### TASK DESCRIPTION
Output every entry exactly, from the first line to the last.

### DATA ENTRIES
• • • • •
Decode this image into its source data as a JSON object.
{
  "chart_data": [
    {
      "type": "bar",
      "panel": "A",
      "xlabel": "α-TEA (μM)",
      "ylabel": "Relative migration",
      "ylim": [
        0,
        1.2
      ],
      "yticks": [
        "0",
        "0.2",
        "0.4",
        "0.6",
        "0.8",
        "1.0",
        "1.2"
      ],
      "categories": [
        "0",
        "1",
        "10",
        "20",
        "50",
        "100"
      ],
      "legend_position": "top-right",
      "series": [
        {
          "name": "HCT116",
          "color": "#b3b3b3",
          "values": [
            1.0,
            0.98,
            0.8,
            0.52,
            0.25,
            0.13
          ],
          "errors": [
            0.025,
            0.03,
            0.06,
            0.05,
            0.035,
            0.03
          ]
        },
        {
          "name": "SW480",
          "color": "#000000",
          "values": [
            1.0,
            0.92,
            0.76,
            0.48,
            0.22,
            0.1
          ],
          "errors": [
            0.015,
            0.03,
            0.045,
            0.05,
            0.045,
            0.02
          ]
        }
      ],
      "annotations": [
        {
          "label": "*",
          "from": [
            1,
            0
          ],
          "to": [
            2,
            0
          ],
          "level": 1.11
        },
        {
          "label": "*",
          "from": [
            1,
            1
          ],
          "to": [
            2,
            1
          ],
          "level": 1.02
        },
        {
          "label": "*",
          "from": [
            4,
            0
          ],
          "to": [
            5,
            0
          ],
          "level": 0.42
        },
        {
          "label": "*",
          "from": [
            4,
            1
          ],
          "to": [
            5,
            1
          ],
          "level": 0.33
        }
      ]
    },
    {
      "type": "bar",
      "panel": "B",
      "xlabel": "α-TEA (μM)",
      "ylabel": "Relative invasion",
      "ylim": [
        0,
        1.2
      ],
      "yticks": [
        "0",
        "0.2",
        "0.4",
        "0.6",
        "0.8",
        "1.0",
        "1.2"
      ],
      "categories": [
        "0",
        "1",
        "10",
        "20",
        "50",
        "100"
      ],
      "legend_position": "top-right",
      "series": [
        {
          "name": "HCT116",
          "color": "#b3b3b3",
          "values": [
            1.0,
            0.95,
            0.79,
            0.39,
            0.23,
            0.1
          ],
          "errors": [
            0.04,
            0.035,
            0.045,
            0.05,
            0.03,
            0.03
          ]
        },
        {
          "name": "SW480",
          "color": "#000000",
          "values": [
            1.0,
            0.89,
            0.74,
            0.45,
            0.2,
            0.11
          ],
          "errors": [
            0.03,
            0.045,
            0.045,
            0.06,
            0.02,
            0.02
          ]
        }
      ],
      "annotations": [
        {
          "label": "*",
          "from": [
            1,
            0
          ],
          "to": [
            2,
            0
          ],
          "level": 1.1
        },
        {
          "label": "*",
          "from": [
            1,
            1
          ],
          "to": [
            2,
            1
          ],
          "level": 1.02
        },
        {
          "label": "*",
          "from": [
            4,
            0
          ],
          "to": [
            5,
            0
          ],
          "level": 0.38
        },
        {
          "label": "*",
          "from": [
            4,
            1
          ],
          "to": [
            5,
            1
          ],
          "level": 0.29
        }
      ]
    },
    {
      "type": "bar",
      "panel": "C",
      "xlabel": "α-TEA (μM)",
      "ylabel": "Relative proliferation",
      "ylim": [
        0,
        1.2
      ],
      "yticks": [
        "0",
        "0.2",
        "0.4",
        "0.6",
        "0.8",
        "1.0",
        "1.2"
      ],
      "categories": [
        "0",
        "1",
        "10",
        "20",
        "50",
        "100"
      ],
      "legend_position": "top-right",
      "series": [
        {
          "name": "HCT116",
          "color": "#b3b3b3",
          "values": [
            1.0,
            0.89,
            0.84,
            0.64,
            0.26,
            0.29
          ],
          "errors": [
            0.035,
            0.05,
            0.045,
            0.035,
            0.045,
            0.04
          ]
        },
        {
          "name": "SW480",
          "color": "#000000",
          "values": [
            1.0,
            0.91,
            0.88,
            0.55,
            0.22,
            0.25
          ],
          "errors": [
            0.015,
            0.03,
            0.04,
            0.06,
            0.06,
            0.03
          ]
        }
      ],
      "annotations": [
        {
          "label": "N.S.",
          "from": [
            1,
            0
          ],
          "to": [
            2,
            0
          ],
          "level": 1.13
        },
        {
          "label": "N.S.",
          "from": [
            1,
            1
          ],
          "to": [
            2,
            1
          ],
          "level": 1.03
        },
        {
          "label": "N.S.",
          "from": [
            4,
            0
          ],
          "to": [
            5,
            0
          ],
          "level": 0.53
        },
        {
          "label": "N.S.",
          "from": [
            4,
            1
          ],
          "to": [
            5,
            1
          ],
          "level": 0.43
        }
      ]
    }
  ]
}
• • • • •
### EXERCISE RESPONSE
Decode this image into its source data as a JSON object.
{
  "chart_data": [
    {
      "type": "bar",
      "panel": "A",
      "xlabel": "α-TEA (μM)",
      "ylabel": "Relative migration",
      "ylim": [
        0,
        1.2
      ],
      "yticks": [
        "0",
        "0.2",
        "0.4",
        "0.6",
        "0.8",
        "1.0",
        "1.2"
      ],
      "categories": [
        "0",
        "1",
        "10",
        "20",
        "50",
        "100"
      ],
      "legend_position": "top-right",
      "series": [
        {
          "name": "HCT116",
          "color": "#b3b3b3",
          "values": [
            1.0,
            0.98,
            0.8,
            0.52,
            0.25,
            0.13
          ],
          "errors": [
            0.025,
            0.03,
            0.06,
            0.05,
            0.035,
            0.03
          ]
        },
        {
          "name": "SW480",
          "color": "#000000",
          "values": [
            1.0,
            0.92,
            0.76,
            0.48,
            0.22,
            0.1
          ],
          "errors": [
            0.015,
            0.03,
            0.045,
            0.05,
            0.045,
            0.02
          ]
        }
      ],
      "annotations": [
        {
          "label": "*",
          "from": [
            1,
            0
          ],
          "to": [
            2,
            0
          ],
          "level": 1.11
        },
        {
          "label": "*",
          "from": [
            1,
            1
          ],
          "to": [
            2,
            1
          ],
          "level": 1.02
        },
        {
          "label": "*",
          "from": [
            4,
            0
          ],
          "to": [
            5,
            0
          ],
          "level": 0.42
        },
        {
          "label": "*",
          "from": [
            4,
            1
          ],
          "to": [
            5,
            1
          ],
          "level": 0.33
        }
      ]
    },
    {
      "type": "bar",
      "panel": "B",
      "xlabel": "α-TEA (μM)",
      "ylabel": "Relative invasion",
      "ylim": [
        0,
        1.2
      ],
      "yticks": [
        "0",
        "0.2",
        "0.4",
        "0.6",
        "0.8",
        "1.0",
        "1.2"
      ],
      "categories": [
        "0",
        "1",
        "10",
        "20",
        "50",
        "100"
      ],
      "legend_position": "top-right",
      "series": [
        {
          "name": "HCT116",
          "color": "#b3b3b3",
          "values": [
            1.0,
            0.95,
            0.79,
            0.39,
            0.23,
            0.1
          ],
          "errors": [
            0.04,
            0.035,
            0.045,
            0.05,
            0.03,
            0.03
          ]
        },
        {
          "name": "SW480",
          "color": "#000000",
          "values": [
            1.0,
            0.89,
            0.74,
            0.45,
            0.2,
            0.11
          ],
          "errors": [
            0.03,
            0.045,
            0.045,
            0.06,
            0.02,
            0.02
          ]
        }
      ],
      "annotations": [
        {
          "label": "*",
          "from": [
            1,
            0
          ],
          "to": [
            2,
            0
          ],
          "level": 1.1
        },
        {
          "label": "*",
          "from": [
            1,
            1
          ],
          "to": [
            2,
            1
          ],
          "level": 1.02
        },
        {
          "label": "*",
          "from": [
            4,
            0
          ],
          "to": [
            5,
            0
          ],
          "level": 0.38
        },
        {
          "label": "*",
          "from": [
            4,
            1
          ],
          "to": [
            5,
            1
          ],
          "level": 0.29
        }
      ]
    },
    {
      "type": "bar",
      "panel": "C",
      "xlabel": "α-TEA (μM)",
      "ylabel": "Relative proliferation",
      "ylim": [
        0,
        1.2
      ],
      "yticks": [
        "0",
        "0.2",
        "0.4",
        "0.6",
        "0.8",
        "1.0",
        "1.2"
      ],
      "categories": [
        "0",
        "1",
        "10",
        "20",
        "50",
        "100"
      ],
      "legend_position": "top-right",
      "series": [
        {
          "name": "HCT116",
          "color": "#b3b3b3",
          "values": [
            1.0,
            0.89,
            0.84,
            0.64,
            0.26,
            0.29
          ],
          "errors": [
            0.035,
            0.05,
            0.045,
            0.035,
            0.045,
            0.04
          ]
        },
        {
          "name": "SW480",
          "color": "#000000",
          "values": [
            1.0,
            0.91,
            0.88,
            0.55,
            0.22,
            0.25
          ],
          "errors": [
            0.015,
            0.03,
            0.04,
            0.06,
            0.06,
            0.03
          ]
        }
      ],
      "annotations": [
        {
          "label": "N.S.",
          "from": [
            1,
            0
          ],
          "to": [
            2,
            0
          ],
          "level": 1.13
        },
        {
          "label": "N.S.",
          "from": [
            1,
            1
          ],
          "to": [
            2,
            1
          ],
          "level": 1.03
        },
        {
          "label": "N.S.",
          "from": [
            4,
            0
          ],
          "to": [
            5,
            0
          ],
          "level": 0.53
        },
        {
          "label": "N.S.",
          "from": [
            4,
            1
          ],
          "to": [
            5,
            1
          ],
          "level": 0.43
        }
      ]
    }
  ]
}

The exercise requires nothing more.